■ RECORD EXTRACTS ■
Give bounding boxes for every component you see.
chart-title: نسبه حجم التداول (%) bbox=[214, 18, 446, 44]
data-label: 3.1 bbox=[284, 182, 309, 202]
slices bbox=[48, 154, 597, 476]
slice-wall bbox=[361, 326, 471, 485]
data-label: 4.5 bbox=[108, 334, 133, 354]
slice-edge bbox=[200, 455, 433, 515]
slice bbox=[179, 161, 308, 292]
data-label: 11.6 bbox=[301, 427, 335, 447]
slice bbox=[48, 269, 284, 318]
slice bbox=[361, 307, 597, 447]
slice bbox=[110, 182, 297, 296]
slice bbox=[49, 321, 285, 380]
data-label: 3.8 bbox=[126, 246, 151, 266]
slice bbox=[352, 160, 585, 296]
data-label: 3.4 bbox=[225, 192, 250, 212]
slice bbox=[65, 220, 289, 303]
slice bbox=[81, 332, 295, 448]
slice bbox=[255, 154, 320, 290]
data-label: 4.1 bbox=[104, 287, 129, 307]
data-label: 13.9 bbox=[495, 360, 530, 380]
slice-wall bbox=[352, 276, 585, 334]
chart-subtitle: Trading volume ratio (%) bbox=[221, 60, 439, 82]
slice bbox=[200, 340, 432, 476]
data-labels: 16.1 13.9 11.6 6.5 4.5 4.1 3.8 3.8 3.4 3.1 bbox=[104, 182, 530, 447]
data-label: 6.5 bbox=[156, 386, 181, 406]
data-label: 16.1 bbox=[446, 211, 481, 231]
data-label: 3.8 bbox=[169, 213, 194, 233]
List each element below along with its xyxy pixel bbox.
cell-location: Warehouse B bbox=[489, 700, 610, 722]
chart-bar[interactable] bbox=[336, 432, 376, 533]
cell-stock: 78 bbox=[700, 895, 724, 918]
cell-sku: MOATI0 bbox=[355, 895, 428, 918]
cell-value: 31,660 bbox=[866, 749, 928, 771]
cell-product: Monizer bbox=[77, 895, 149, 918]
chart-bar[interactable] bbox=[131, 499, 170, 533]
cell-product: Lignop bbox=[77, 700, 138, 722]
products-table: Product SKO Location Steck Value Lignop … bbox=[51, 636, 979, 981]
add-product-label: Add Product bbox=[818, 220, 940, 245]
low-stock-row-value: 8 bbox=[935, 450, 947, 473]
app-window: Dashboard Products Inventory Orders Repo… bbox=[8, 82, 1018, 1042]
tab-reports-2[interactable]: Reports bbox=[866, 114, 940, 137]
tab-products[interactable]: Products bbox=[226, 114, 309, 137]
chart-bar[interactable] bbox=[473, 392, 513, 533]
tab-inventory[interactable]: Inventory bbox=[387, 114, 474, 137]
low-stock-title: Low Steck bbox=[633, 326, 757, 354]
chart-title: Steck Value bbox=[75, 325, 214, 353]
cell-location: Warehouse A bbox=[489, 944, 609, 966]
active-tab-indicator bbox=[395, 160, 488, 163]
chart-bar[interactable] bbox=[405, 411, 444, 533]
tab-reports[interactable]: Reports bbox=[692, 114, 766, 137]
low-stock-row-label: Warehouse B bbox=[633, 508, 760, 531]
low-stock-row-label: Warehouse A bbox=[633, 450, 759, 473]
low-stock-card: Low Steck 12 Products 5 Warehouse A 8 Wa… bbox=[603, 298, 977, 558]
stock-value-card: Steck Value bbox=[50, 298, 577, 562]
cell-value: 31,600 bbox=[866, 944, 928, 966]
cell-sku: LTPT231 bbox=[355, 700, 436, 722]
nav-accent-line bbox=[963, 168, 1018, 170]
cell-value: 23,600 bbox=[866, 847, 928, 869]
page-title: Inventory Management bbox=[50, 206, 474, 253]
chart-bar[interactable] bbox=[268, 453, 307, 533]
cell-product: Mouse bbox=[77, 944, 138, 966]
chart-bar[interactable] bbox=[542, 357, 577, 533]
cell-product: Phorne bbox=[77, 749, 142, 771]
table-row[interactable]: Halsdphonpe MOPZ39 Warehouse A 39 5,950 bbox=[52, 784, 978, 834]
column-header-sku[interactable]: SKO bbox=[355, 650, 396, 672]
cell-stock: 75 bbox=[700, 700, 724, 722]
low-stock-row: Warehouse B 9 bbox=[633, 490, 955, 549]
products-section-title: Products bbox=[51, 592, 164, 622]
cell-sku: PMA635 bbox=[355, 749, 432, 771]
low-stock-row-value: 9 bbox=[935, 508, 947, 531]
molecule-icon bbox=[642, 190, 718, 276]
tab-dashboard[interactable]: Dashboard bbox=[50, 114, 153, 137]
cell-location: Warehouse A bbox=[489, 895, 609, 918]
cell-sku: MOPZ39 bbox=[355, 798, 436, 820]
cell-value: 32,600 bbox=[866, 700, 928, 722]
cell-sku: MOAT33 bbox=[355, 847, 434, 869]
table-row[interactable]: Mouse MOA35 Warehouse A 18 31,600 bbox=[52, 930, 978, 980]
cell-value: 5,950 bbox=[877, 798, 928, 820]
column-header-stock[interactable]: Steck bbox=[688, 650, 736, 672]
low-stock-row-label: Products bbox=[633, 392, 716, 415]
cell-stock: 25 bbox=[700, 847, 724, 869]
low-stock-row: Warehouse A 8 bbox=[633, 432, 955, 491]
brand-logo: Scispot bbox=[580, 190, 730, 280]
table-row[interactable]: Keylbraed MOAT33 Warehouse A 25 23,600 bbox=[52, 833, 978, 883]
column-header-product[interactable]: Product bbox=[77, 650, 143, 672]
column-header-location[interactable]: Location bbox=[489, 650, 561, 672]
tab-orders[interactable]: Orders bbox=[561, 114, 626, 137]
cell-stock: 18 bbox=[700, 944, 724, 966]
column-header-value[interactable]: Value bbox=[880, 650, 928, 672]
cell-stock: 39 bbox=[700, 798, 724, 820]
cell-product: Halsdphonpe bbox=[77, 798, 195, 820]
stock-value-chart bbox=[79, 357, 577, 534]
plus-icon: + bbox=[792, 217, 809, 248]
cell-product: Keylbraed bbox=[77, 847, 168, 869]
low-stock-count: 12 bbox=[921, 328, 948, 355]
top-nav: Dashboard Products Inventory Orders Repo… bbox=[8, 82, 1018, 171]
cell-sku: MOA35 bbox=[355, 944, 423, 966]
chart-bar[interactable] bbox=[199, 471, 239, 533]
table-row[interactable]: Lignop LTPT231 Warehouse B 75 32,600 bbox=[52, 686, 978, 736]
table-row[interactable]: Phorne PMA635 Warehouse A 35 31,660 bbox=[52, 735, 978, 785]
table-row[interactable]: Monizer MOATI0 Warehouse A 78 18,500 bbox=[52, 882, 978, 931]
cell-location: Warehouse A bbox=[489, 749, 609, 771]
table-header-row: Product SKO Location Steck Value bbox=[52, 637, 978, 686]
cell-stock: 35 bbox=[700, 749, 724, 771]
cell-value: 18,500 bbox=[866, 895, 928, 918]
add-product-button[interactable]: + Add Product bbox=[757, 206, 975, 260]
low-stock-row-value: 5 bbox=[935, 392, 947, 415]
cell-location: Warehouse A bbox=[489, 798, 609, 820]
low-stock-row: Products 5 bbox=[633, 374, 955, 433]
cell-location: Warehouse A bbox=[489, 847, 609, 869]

■ WHAT IS REQUIRED ■
Rewrite the entries starting at the first line and ending at the line containing "tab-inventory[interactable]: Inventory bbox=[387, 114, 474, 137]", substituting "Warehouse C" for "Warehouse B" and leaving everything else unchanged.

■ ANSWER TO THIS EXERCISE ■
Give bounding boxes for every component you see.
chart-title: نسبه حجم التداول (%) bbox=[214, 18, 446, 44]
data-label: 3.1 bbox=[284, 182, 309, 202]
slices bbox=[48, 154, 597, 476]
slice-wall bbox=[361, 326, 471, 485]
data-label: 4.5 bbox=[108, 334, 133, 354]
slice-edge bbox=[200, 455, 433, 515]
slice bbox=[179, 161, 308, 292]
data-label: 11.6 bbox=[301, 427, 335, 447]
slice bbox=[48, 269, 284, 318]
slice bbox=[361, 307, 597, 447]
slice bbox=[110, 182, 297, 296]
slice bbox=[49, 321, 285, 380]
data-label: 3.8 bbox=[126, 246, 151, 266]
slice bbox=[352, 160, 585, 296]
data-label: 3.4 bbox=[225, 192, 250, 212]
slice bbox=[65, 220, 289, 303]
slice bbox=[81, 332, 295, 448]
slice bbox=[255, 154, 320, 290]
data-label: 4.1 bbox=[104, 287, 129, 307]
data-label: 13.9 bbox=[495, 360, 530, 380]
slice-wall bbox=[352, 276, 585, 334]
chart-subtitle: Trading volume ratio (%) bbox=[221, 60, 439, 82]
slice bbox=[200, 340, 432, 476]
data-labels: 16.1 13.9 11.6 6.5 4.5 4.1 3.8 3.8 3.4 3.1 bbox=[104, 182, 530, 447]
data-label: 6.5 bbox=[156, 386, 181, 406]
data-label: 16.1 bbox=[446, 211, 481, 231]
data-label: 3.8 bbox=[169, 213, 194, 233]
List each element below along with its xyxy pixel bbox.
cell-location: Warehouse C bbox=[489, 700, 610, 722]
chart-bar[interactable] bbox=[336, 432, 376, 533]
cell-stock: 78 bbox=[700, 895, 724, 918]
cell-sku: MOATI0 bbox=[355, 895, 428, 918]
cell-value: 31,660 bbox=[866, 749, 928, 771]
cell-product: Monizer bbox=[77, 895, 149, 918]
chart-bar[interactable] bbox=[131, 499, 170, 533]
cell-product: Lignop bbox=[77, 700, 138, 722]
products-table: Product SKO Location Steck Value Lignop … bbox=[51, 636, 979, 981]
add-product-label: Add Product bbox=[818, 220, 940, 245]
low-stock-row-value: 8 bbox=[935, 450, 947, 473]
app-window: Dashboard Products Inventory Orders Repo… bbox=[8, 82, 1018, 1042]
tab-reports-2[interactable]: Reports bbox=[866, 114, 940, 137]
tab-products[interactable]: Products bbox=[226, 114, 309, 137]
chart-bar[interactable] bbox=[473, 392, 513, 533]
tab-inventory[interactable]: Inventory bbox=[387, 114, 474, 137]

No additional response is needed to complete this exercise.